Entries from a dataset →
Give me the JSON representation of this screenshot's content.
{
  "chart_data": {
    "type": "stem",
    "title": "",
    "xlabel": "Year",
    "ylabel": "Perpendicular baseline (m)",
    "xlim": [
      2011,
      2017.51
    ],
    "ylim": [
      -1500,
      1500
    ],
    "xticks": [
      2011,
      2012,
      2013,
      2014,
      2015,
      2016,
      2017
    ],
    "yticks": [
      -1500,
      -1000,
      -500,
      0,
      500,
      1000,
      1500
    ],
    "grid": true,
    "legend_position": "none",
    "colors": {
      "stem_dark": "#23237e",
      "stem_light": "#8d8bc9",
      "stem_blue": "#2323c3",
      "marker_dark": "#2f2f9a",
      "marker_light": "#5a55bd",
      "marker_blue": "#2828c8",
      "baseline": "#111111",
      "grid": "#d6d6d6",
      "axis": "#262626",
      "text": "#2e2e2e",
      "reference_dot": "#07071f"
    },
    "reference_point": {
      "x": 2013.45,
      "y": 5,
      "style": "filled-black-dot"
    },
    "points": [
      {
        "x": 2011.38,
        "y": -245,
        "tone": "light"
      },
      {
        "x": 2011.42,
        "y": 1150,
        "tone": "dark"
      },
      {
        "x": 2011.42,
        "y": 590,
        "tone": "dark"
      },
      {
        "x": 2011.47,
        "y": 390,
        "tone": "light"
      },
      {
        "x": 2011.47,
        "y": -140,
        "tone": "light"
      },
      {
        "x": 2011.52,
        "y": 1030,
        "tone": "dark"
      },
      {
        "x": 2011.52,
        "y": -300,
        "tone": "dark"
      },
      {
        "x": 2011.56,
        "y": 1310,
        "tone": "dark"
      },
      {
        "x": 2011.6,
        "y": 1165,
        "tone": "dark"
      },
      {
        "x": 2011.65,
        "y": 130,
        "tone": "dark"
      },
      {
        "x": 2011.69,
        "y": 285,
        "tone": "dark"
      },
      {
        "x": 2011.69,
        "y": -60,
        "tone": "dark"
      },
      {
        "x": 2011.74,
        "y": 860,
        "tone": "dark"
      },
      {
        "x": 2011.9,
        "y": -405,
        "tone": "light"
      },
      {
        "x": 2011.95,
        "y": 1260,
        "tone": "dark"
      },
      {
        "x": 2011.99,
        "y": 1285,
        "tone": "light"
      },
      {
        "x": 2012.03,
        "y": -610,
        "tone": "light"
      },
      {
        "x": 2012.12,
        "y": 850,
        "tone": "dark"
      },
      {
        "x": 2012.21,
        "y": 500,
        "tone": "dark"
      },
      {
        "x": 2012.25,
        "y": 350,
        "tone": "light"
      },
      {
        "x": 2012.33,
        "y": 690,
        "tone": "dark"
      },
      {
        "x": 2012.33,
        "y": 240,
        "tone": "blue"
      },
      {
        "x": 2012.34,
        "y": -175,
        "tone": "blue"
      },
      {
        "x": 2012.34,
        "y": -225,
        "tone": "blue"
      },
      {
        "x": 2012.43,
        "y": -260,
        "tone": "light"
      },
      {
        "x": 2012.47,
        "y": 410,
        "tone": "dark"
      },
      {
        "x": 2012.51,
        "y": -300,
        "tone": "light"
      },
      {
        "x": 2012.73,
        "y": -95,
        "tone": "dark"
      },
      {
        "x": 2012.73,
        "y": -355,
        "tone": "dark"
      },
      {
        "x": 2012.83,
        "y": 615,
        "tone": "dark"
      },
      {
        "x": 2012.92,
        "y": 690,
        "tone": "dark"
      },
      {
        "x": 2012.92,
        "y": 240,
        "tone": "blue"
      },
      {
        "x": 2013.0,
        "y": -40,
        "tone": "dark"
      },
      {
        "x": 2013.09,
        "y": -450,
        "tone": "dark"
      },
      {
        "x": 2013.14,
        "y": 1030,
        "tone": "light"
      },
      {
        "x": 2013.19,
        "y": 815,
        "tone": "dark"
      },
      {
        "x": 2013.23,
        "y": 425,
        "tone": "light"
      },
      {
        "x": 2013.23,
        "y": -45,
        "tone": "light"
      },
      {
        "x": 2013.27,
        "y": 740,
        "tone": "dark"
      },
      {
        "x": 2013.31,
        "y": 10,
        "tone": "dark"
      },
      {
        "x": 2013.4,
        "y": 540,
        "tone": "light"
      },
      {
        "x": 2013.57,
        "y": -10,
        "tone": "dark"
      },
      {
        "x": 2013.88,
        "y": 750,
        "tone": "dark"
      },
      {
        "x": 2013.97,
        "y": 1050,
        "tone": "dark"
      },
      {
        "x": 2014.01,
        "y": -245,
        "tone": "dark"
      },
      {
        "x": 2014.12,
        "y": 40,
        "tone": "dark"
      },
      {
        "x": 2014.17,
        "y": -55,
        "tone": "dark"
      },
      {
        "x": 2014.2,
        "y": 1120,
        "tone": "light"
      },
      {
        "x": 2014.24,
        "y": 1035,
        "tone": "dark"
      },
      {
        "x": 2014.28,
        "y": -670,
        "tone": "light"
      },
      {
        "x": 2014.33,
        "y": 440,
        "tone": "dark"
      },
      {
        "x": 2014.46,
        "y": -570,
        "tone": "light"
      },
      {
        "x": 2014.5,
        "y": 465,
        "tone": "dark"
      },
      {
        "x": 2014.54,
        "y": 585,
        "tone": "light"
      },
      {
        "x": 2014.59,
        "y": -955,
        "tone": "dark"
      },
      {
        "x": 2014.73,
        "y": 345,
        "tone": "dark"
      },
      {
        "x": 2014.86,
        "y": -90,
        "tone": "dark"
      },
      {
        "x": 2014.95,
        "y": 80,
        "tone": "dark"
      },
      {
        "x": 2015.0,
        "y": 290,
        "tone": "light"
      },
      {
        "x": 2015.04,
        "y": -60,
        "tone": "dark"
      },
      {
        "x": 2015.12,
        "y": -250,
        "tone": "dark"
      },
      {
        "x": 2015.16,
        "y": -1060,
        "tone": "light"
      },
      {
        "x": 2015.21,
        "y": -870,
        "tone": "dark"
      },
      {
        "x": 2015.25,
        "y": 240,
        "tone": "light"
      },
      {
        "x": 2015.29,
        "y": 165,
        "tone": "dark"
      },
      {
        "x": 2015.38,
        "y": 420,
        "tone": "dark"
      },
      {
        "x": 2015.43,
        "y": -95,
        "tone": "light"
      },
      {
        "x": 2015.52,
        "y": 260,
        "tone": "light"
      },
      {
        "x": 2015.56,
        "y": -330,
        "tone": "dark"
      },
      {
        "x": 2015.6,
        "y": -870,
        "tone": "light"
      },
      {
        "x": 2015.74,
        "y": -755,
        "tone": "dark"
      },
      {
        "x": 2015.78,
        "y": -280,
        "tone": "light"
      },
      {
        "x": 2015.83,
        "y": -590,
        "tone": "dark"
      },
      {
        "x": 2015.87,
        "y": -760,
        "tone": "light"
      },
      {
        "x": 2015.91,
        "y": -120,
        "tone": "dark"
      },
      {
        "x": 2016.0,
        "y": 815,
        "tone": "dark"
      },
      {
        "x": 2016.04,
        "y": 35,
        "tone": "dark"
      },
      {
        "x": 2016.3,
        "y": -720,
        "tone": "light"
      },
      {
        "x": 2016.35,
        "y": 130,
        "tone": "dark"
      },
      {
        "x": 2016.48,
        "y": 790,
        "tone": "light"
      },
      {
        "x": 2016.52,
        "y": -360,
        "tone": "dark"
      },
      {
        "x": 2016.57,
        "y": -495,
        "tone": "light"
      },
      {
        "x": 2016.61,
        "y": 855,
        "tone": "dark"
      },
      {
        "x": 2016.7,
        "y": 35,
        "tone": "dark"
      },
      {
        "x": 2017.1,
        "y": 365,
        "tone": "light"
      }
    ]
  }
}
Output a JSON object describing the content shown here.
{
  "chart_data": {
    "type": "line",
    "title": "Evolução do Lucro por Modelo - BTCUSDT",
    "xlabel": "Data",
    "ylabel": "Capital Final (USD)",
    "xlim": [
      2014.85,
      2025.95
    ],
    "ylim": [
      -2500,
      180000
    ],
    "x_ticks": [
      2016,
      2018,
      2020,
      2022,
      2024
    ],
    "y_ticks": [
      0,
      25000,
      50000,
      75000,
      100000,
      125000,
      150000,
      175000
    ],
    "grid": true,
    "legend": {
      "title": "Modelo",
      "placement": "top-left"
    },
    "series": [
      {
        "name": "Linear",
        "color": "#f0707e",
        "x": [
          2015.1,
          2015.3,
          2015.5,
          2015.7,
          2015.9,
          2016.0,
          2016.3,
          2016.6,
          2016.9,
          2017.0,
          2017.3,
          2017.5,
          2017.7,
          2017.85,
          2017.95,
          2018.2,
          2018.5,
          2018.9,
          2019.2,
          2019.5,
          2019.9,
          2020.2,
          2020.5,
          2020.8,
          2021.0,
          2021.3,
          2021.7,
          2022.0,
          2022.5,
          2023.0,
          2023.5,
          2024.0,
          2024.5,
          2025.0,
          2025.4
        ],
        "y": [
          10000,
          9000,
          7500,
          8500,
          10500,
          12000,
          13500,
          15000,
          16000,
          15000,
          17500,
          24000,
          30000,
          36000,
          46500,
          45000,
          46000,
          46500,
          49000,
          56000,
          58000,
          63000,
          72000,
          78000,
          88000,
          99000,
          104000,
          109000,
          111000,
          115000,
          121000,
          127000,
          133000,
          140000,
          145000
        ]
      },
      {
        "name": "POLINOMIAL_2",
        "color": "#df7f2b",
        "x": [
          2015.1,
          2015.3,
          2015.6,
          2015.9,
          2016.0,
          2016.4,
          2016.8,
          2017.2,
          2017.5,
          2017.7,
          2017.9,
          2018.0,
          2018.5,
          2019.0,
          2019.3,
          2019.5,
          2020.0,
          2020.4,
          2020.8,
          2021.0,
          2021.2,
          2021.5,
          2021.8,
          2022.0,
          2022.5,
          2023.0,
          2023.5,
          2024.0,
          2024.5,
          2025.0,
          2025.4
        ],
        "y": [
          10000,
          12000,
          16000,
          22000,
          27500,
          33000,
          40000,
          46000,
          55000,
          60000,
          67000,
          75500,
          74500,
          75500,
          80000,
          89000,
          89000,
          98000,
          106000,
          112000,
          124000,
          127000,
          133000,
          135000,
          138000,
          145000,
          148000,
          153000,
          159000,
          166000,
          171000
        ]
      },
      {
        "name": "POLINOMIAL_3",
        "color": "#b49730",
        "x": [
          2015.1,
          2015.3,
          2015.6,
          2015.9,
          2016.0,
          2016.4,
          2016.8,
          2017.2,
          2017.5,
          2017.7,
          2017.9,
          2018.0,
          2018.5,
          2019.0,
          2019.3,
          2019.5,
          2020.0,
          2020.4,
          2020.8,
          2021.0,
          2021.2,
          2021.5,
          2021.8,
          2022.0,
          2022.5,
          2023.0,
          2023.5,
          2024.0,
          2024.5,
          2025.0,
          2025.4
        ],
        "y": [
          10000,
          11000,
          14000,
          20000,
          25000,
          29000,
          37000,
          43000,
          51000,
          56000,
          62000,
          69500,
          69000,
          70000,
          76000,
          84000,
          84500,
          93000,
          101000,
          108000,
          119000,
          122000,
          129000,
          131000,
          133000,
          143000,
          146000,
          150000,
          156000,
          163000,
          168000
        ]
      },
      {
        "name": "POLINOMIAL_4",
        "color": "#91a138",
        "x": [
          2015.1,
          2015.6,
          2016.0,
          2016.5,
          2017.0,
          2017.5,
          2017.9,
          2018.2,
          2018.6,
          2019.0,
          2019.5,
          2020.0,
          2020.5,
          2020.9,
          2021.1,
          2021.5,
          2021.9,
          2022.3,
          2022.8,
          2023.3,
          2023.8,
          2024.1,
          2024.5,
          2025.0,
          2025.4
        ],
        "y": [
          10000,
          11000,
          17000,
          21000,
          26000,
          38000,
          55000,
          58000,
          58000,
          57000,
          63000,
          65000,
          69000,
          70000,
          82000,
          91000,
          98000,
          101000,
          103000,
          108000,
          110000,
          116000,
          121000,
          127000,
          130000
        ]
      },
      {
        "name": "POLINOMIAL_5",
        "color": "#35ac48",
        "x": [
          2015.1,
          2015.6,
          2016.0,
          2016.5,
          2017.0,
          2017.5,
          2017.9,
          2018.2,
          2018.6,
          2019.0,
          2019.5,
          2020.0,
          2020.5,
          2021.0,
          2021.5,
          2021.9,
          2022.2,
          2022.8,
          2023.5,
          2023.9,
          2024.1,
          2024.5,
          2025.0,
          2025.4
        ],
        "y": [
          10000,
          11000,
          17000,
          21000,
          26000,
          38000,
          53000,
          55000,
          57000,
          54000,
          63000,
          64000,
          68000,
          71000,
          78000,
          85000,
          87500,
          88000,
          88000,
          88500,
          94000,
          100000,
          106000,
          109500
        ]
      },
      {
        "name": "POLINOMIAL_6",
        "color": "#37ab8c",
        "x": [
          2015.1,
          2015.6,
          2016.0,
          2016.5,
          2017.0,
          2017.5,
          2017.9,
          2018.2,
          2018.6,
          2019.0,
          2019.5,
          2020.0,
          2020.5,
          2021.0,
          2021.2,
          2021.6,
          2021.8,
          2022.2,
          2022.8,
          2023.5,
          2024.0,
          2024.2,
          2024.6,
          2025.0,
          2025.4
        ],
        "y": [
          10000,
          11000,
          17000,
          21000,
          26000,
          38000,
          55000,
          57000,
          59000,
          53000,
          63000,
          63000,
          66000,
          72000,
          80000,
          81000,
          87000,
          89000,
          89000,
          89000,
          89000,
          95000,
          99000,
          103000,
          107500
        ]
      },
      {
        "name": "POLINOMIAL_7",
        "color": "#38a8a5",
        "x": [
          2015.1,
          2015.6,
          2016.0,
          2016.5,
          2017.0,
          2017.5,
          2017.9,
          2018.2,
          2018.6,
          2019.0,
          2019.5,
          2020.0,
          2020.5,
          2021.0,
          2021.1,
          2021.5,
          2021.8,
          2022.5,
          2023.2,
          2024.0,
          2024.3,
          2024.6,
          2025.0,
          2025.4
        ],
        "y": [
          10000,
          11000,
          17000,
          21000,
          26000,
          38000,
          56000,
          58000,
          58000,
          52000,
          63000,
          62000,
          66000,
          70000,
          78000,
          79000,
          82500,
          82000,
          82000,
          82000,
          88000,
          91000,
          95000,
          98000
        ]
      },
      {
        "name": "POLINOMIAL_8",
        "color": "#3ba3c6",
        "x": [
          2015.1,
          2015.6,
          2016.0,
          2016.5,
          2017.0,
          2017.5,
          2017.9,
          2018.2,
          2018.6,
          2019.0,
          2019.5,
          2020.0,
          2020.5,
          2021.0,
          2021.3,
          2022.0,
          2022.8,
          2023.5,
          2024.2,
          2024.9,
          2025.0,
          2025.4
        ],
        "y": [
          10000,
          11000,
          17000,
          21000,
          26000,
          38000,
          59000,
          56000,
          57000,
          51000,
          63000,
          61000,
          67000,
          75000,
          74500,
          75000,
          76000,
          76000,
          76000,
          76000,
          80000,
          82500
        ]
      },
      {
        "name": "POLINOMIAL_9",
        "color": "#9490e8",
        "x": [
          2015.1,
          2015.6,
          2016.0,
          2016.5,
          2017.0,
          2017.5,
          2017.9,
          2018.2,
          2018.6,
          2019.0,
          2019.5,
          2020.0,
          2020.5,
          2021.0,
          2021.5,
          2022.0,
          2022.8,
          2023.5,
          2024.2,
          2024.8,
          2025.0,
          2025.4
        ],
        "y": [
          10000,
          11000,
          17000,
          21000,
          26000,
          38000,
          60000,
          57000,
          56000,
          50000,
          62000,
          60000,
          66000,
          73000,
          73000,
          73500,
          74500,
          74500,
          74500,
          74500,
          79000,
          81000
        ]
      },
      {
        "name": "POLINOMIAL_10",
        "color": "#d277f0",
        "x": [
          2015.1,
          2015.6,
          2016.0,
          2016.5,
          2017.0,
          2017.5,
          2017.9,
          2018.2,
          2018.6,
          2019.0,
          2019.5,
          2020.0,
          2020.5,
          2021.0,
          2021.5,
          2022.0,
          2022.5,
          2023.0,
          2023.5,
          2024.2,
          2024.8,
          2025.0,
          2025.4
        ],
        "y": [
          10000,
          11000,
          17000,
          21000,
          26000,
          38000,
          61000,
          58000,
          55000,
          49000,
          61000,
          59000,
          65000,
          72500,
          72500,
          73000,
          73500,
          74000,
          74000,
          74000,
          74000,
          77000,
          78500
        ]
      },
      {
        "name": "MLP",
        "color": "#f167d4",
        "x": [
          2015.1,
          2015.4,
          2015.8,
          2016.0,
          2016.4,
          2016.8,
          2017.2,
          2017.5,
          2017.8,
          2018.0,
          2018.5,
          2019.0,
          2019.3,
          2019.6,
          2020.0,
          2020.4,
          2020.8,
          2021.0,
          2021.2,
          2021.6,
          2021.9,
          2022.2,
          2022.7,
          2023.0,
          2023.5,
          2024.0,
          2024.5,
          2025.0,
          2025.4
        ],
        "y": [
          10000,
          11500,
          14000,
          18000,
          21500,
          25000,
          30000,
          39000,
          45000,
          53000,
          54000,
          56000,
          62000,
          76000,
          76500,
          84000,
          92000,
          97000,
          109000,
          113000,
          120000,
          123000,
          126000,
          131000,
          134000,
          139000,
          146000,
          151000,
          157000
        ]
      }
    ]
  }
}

WORK REQUIRED → Track down every line with the word "Modelo" and copy it.

TASK OUTPUT →
    "title": "Evolução do Lucro por Modelo - BTCUSDT",
      "title": "Modelo",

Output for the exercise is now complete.